▸ **Required work**
Copy each line with the word "that" in it.

# # #

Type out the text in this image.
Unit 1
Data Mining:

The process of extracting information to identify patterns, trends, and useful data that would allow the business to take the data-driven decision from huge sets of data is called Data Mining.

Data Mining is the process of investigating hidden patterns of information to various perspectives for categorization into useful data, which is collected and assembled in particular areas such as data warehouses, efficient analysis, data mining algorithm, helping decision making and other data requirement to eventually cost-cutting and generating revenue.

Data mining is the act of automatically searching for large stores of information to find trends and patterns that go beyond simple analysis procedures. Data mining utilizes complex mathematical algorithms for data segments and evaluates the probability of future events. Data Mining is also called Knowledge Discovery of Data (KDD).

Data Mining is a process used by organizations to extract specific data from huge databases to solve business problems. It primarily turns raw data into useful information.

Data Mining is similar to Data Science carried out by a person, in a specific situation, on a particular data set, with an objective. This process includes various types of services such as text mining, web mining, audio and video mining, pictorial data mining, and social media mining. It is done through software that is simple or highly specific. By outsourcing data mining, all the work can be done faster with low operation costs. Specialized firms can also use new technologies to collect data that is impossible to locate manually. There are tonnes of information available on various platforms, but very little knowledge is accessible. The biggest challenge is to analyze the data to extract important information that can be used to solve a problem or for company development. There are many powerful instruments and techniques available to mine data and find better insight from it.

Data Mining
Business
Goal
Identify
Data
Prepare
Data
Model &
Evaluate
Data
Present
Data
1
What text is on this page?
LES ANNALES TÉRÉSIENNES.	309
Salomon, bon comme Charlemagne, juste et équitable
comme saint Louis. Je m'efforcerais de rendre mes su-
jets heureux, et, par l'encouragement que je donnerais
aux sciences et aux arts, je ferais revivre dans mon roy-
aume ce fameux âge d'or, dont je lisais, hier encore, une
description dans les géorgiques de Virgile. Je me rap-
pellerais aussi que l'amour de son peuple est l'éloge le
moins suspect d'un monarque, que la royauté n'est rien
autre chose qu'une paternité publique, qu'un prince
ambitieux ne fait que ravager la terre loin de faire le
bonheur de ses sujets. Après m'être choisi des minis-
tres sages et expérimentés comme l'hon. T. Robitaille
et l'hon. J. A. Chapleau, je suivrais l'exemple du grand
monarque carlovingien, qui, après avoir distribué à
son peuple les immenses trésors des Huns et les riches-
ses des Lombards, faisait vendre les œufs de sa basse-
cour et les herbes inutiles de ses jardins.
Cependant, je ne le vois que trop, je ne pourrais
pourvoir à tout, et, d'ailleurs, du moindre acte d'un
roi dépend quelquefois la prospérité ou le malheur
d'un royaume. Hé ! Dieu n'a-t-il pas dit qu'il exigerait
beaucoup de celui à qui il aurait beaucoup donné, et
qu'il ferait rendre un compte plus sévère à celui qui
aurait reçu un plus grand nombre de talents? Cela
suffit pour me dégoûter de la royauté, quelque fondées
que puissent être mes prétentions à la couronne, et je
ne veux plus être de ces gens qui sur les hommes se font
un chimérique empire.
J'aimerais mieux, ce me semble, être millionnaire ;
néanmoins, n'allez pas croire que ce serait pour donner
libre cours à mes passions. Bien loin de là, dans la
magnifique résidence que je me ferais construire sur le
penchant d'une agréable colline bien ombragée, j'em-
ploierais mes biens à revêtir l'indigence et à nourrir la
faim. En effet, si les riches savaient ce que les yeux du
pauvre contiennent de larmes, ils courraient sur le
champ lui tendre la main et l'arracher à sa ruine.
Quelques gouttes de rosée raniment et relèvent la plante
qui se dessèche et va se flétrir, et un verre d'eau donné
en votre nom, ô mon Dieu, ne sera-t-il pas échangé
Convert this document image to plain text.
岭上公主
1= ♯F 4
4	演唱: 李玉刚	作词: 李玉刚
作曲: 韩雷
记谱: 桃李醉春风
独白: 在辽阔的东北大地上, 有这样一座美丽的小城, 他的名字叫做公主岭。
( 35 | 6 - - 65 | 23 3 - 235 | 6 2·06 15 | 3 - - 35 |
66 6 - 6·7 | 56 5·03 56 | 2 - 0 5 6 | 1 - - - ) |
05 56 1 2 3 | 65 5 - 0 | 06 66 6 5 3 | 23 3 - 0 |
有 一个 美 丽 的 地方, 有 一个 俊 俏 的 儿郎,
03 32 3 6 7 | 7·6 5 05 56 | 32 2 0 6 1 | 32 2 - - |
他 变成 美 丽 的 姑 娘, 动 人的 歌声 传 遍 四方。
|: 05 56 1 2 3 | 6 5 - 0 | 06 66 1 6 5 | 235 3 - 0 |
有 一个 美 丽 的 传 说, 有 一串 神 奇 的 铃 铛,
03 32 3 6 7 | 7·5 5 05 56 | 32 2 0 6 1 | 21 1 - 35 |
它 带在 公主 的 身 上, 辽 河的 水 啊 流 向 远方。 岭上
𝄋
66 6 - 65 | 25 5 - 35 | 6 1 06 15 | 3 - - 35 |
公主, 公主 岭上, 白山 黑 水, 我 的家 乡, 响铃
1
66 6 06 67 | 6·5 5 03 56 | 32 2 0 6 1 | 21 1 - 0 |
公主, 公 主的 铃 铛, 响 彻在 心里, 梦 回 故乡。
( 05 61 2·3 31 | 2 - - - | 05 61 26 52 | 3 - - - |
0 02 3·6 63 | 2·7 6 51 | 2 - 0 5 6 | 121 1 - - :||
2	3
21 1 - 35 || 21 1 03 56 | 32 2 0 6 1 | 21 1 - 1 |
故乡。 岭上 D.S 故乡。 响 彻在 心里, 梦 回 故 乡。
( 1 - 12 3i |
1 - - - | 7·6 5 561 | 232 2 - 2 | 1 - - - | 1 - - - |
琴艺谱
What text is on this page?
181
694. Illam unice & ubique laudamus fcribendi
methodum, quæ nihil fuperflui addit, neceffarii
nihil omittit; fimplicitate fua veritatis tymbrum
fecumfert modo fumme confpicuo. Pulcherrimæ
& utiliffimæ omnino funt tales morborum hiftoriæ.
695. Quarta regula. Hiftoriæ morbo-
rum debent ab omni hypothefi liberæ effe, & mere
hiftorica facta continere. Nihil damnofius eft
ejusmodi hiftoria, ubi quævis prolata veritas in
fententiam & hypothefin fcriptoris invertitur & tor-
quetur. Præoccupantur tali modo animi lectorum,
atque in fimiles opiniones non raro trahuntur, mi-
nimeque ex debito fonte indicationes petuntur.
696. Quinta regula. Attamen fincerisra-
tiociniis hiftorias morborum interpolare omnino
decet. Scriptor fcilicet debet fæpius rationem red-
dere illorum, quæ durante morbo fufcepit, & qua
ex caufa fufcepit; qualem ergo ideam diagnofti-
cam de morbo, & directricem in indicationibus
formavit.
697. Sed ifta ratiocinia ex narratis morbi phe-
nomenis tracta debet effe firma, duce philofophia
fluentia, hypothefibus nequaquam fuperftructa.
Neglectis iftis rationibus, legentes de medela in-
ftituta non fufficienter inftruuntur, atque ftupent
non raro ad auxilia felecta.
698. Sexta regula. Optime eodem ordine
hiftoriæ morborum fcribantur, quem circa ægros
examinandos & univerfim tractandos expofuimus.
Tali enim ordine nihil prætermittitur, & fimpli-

# # #

▸ **Task response**
The process of extracting information to identify patterns, trends, and useful data that would allow the business to take the data-driven decision from huge sets of data is called Data Mining.
Data mining is the act of automatically searching for large stores of information to find trends and patterns that go beyond simple analysis procedures. Data mining utilizes complex mathematical algorithms for data segments and evaluates the probability of future events. Data Mining is also called Knowledge Discovery of Data (KDD).
Data Mining is similar to Data Science carried out by a person, in a specific situation, on a particular data set, with an objective. This process includes various types of services such as text mining, web mining, audio and video mining, pictorial data mining, and social media mining. It is done through software that is simple or highly specific. By outsourcing data mining, all the work can be done faster with low operation costs. Specialized firms can also use new technologies to collect data that is impossible to locate manually. There are tonnes of information available on various platforms, but very little knowledge is accessible. The biggest challenge is to analyze the data to extract important information that can be used to solve a problem or for company development. There are many powerful instruments and techniques available to mine data and find better insight from it.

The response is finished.